**The problem**
Write out each record below exactly as it appears, with no pictures.

(Part of a data file)
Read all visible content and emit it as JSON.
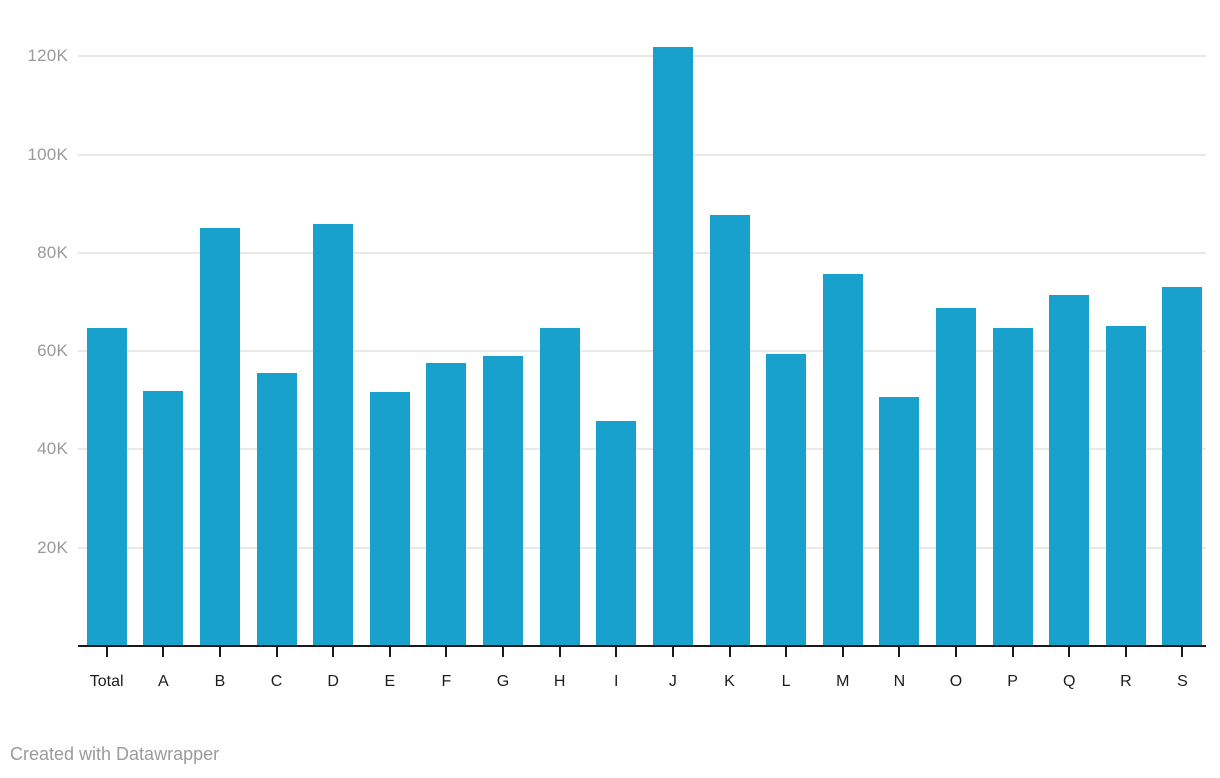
{
  "chart_data": {
    "type": "bar",
    "categories": [
      "Total",
      "A",
      "B",
      "C",
      "D",
      "E",
      "F",
      "G",
      "H",
      "I",
      "J",
      "K",
      "L",
      "M",
      "N",
      "O",
      "P",
      "Q",
      "R",
      "S"
    ],
    "values": [
      64600,
      51900,
      85000,
      55500,
      85800,
      51700,
      57600,
      59100,
      64600,
      45800,
      121800,
      87700,
      59500,
      75700,
      50700,
      68700,
      64600,
      71500,
      65200,
      73000
    ],
    "title": "",
    "xlabel": "",
    "ylabel": "",
    "ylim": [
      0,
      124000
    ],
    "yticks": [
      20000,
      40000,
      60000,
      80000,
      100000,
      120000
    ],
    "ytick_labels": [
      "20K",
      "40K",
      "60K",
      "80K",
      "100K",
      "120K"
    ],
    "grid": true,
    "legend": "none",
    "bar_color": "#18a1cd"
  },
  "colors": {
    "bar": "#18a1cd",
    "gridline": "#e9e9e9",
    "axis": "#1a1a1a",
    "ytick_text": "#9a9a9a",
    "xtick_text": "#1d1d1d",
    "credit_text": "#9a9a9a",
    "background": "#ffffff"
  },
  "footer": {
    "credit": "Created with Datawrapper"
  }
}
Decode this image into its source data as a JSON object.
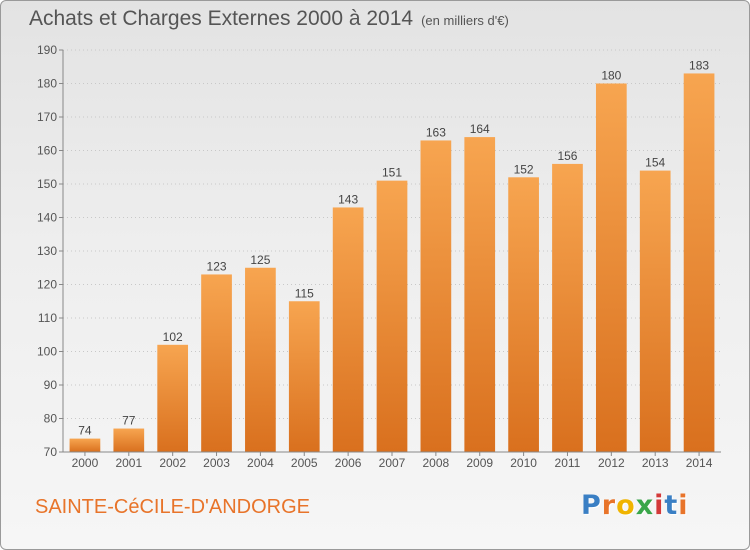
{
  "header": {
    "title": "Achats et Charges Externes 2000 à 2014",
    "unit": "(en milliers d'€)"
  },
  "footer": {
    "place": "SAINTE-CéCILE-D'ANDORGE",
    "logo": "Proxiti",
    "logo_colors": [
      "#3a7fc4",
      "#e8742a",
      "#f0b400",
      "#3aa64a",
      "#d33a3a",
      "#3a7fc4",
      "#e8742a"
    ]
  },
  "chart_data": {
    "type": "bar",
    "title": "Achats et Charges Externes 2000 à 2014",
    "subtitle": "(en milliers d'€)",
    "categories": [
      "2000",
      "2001",
      "2002",
      "2003",
      "2004",
      "2005",
      "2006",
      "2007",
      "2008",
      "2009",
      "2010",
      "2011",
      "2012",
      "2013",
      "2014"
    ],
    "values": [
      74,
      77,
      102,
      123,
      125,
      115,
      143,
      151,
      163,
      164,
      152,
      156,
      180,
      154,
      183
    ],
    "ylim": [
      70,
      190
    ],
    "yticks": [
      70,
      80,
      90,
      100,
      110,
      120,
      130,
      140,
      150,
      160,
      170,
      180,
      190
    ],
    "grid": true,
    "bar_color_top": "#f7a550",
    "bar_color_bottom": "#d9701e",
    "xlabel": "",
    "ylabel": ""
  }
}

**Response**
Read all visible content and emit it as JSON.
{
  "chart_data": {
    "type": "bar",
    "categories": [
      "Total",
      "A",
      "B",
      "C",
      "D",
      "E",
      "F",
      "G",
      "H",
      "I",
      "J",
      "K",
      "L",
      "M",
      "N",
      "O",
      "P",
      "Q",
      "R",
      "S"
    ],
    "values": [
      64600,
      51900,
      85000,
      55500,
      85800,
      51700,
      57600,
      59100,
      64600,
      45800,
      121800,
      87700,
      59500,
      75700,
      50700,
      68700,
      64600,
      71500,
      65200,
      73000
    ],
    "title": "",
    "xlabel": "",
    "ylabel": "",
    "ylim": [
      0,
      124000
    ],
    "yticks": [
      20000,
      40000,
      60000,
      80000,
      100000,
      120000
    ],
    "ytick_labels": [
      "20K",
      "40K",
      "60K",
      "80K",
      "100K",
      "120K"
    ],
    "grid": true,
    "legend": "none",
    "bar_color": "#18a1cd"
  },
  "colors": {
    "bar": "#18a1cd",
    "gridline": "#e9e9e9",
    "axis": "#1a1a1a",
    "ytick_text": "#9a9a9a",
    "xtick_text": "#1d1d1d",
    "credit_text": "#9a9a9a",
    "background": "#ffffff"
  },
  "footer": {
    "credit": "Created with Datawrapper"
  }
}
Decode this image into its source data as a JSON object.
{
  "header": {
    "title": "Achats et Charges Externes 2000 à 2014",
    "unit": "(en milliers d'€)"
  },
  "footer": {
    "place": "SAINTE-CéCILE-D'ANDORGE",
    "logo": "Proxiti",
    "logo_colors": [
      "#3a7fc4",
      "#e8742a",
      "#f0b400",
      "#3aa64a",
      "#d33a3a",
      "#3a7fc4",
      "#e8742a"
    ]
  },
  "chart_data": {
    "type": "bar",
    "title": "Achats et Charges Externes 2000 à 2014",
    "subtitle": "(en milliers d'€)",
    "categories": [
      "2000",
      "2001",
      "2002",
      "2003",
      "2004",
      "2005",
      "2006",
      "2007",
      "2008",
      "2009",
      "2010",
      "2011",
      "2012",
      "2013",
      "2014"
    ],
    "values": [
      74,
      77,
      102,
      123,
      125,
      115,
      143,
      151,
      163,
      164,
      152,
      156,
      180,
      154,
      183
    ],
    "ylim": [
      70,
      190
    ],
    "yticks": [
      70,
      80,
      90,
      100,
      110,
      120,
      130,
      140,
      150,
      160,
      170,
      180,
      190
    ],
    "grid": true,
    "bar_color_top": "#f7a550",
    "bar_color_bottom": "#d9701e",
    "xlabel": "",
    "ylabel": ""
  }
}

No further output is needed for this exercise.